▸ **TO BE DONE**: Skip the pictures. Copy all the rest of the records down exactly.

▸ **INPUT MATERIAL**:
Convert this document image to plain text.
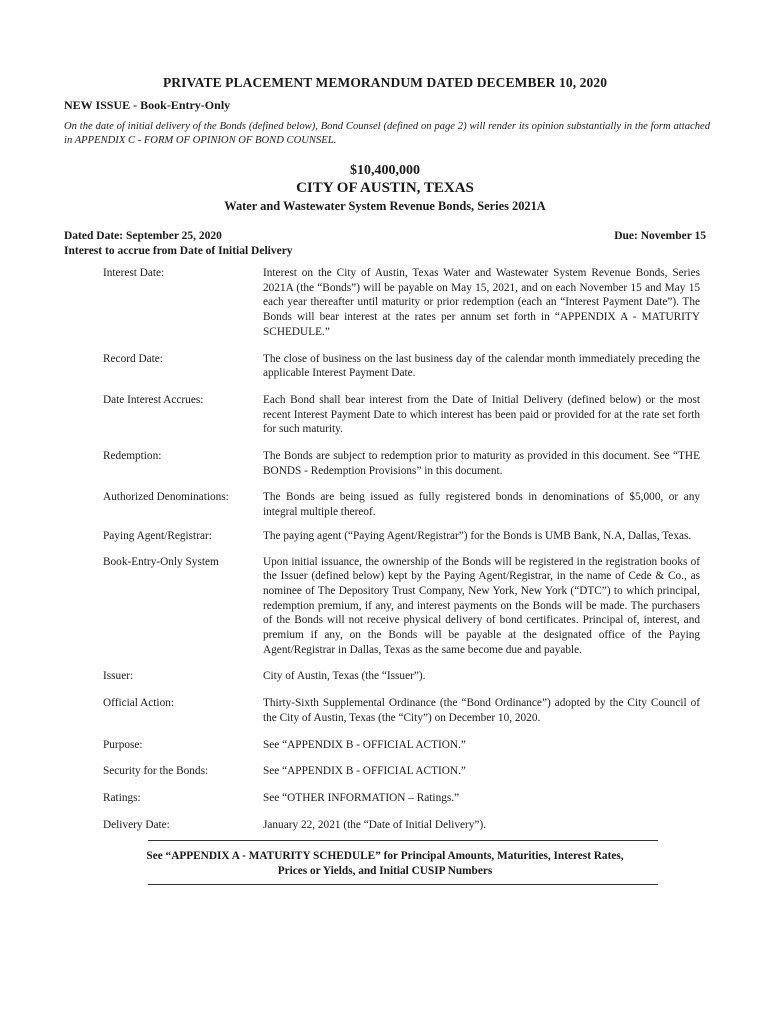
PRIVATE PLACEMENT MEMORANDUM DATED DECEMBER 10, 2020
NEW ISSUE - Book-Entry-Only
On the date of initial delivery of the Bonds (defined below), Bond Counsel (defined on page 2) will render its opinion substantially in the form attached in APPENDIX C - FORM OF OPINION OF BOND COUNSEL.
$10,400,000
CITY OF AUSTIN, TEXAS
Water and Wastewater System Revenue Bonds, Series 2021A
Dated Date: September 25, 2020	Due: November 15
Interest to accrue from Date of Initial Delivery
Interest Date:	Interest on the City of Austin, Texas Water and Wastewater System Revenue Bonds, Series 2021A (the “Bonds”) will be payable on May 15, 2021, and on each November 15 and May 15 each year thereafter until maturity or prior redemption (each an “Interest Payment Date”). The Bonds will bear interest at the rates per annum set forth in “APPENDIX A - MATURITY SCHEDULE.”
Record Date:	The close of business on the last business day of the calendar month immediately preceding the applicable Interest Payment Date.
Date Interest Accrues:	Each Bond shall bear interest from the Date of Initial Delivery (defined below) or the most recent Interest Payment Date to which interest has been paid or provided for at the rate set forth for such maturity.
Redemption:	The Bonds are subject to redemption prior to maturity as provided in this document. See “THE BONDS - Redemption Provisions” in this document.
Authorized Denominations:	The Bonds are being issued as fully registered bonds in denominations of $5,000, or any integral multiple thereof.
Paying Agent/Registrar:	The paying agent (“Paying Agent/Registrar”) for the Bonds is UMB Bank, N.A, Dallas, Texas.
Book-Entry-Only System	Upon initial issuance, the ownership of the Bonds will be registered in the registration books of the Issuer (defined below) kept by the Paying Agent/Registrar, in the name of Cede & Co., as nominee of The Depository Trust Company, New York, New York (“DTC”) to which principal, redemption premium, if any, and interest payments on the Bonds will be made. The purchasers of the Bonds will not receive physical delivery of bond certificates. Principal of, interest, and premium if any, on the Bonds will be payable at the designated office of the Paying Agent/Registrar in Dallas, Texas as the same become due and payable.
Issuer:	City of Austin, Texas (the “Issuer”).
Official Action:	Thirty-Sixth Supplemental Ordinance (the “Bond Ordinance”) adopted by the City Council of the City of Austin, Texas (the “City”) on December 10, 2020.
Purpose:	See “APPENDIX B - OFFICIAL ACTION.”
Security for the Bonds:	See “APPENDIX B - OFFICIAL ACTION.”
Ratings:	See “OTHER INFORMATION – Ratings.”
Delivery Date:	January 22, 2021 (the “Date of Initial Delivery”).
See “APPENDIX A - MATURITY SCHEDULE” for Principal Amounts, Maturities, Interest Rates,
Prices or Yields, and Initial CUSIP Numbers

▸ **RESPONSE**:
Convert this document image to plain text.
PRIVATE PLACEMENT MEMORANDUM DATED DECEMBER 10, 2020
NEW ISSUE - Book-Entry-Only
On the date of initial delivery of the Bonds (defined below), Bond Counsel (defined on page 2) will render its opinion substantially in the form attached in APPENDIX C - FORM OF OPINION OF BOND COUNSEL.
$10,400,000
CITY OF AUSTIN, TEXAS
Water and Wastewater System Revenue Bonds, Series 2021A
Dated Date: September 25, 2020	Due: November 15
Interest to accrue from Date of Initial Delivery
Interest Date:	Interest on the City of Austin, Texas Water and Wastewater System Revenue Bonds, Series 2021A (the “Bonds”) will be payable on May 15, 2021, and on each November 15 and May 15 each year thereafter until maturity or prior redemption (each an “Interest Payment Date”). The Bonds will bear interest at the rates per annum set forth in “APPENDIX A - MATURITY SCHEDULE.”
Record Date:	The close of business on the last business day of the calendar month immediately preceding the applicable Interest Payment Date.
Date Interest Accrues:	Each Bond shall bear interest from the Date of Initial Delivery (defined below) or the most recent Interest Payment Date to which interest has been paid or provided for at the rate set forth for such maturity.
Redemption:	The Bonds are subject to redemption prior to maturity as provided in this document. See “THE BONDS - Redemption Provisions” in this document.
Authorized Denominations:	The Bonds are being issued as fully registered bonds in denominations of $5,000, or any integral multiple thereof.
Paying Agent/Registrar:	The paying agent (“Paying Agent/Registrar”) for the Bonds is UMB Bank, N.A, Dallas, Texas.
Book-Entry-Only System	Upon initial issuance, the ownership of the Bonds will be registered in the registration books of the Issuer (defined below) kept by the Paying Agent/Registrar, in the name of Cede & Co., as nominee of The Depository Trust Company, New York, New York (“DTC”) to which principal, redemption premium, if any, and interest payments on the Bonds will be made. The purchasers of the Bonds will not receive physical delivery of bond certificates. Principal of, interest, and premium if any, on the Bonds will be payable at the designated office of the Paying Agent/Registrar in Dallas, Texas as the same become due and payable.
Issuer:	City of Austin, Texas (the “Issuer”).
Official Action:	Thirty-Sixth Supplemental Ordinance (the “Bond Ordinance”) adopted by the City Council of the City of Austin, Texas (the “City”) on December 10, 2020.
Purpose:	See “APPENDIX B - OFFICIAL ACTION.”
Security for the Bonds:	See “APPENDIX B - OFFICIAL ACTION.”
Ratings:	See “OTHER INFORMATION – Ratings.”
Delivery Date:	January 22, 2021 (the “Date of Initial Delivery”).
See “APPENDIX A - MATURITY SCHEDULE” for Principal Amounts, Maturities, Interest Rates,
Prices or Yields, and Initial CUSIP Numbers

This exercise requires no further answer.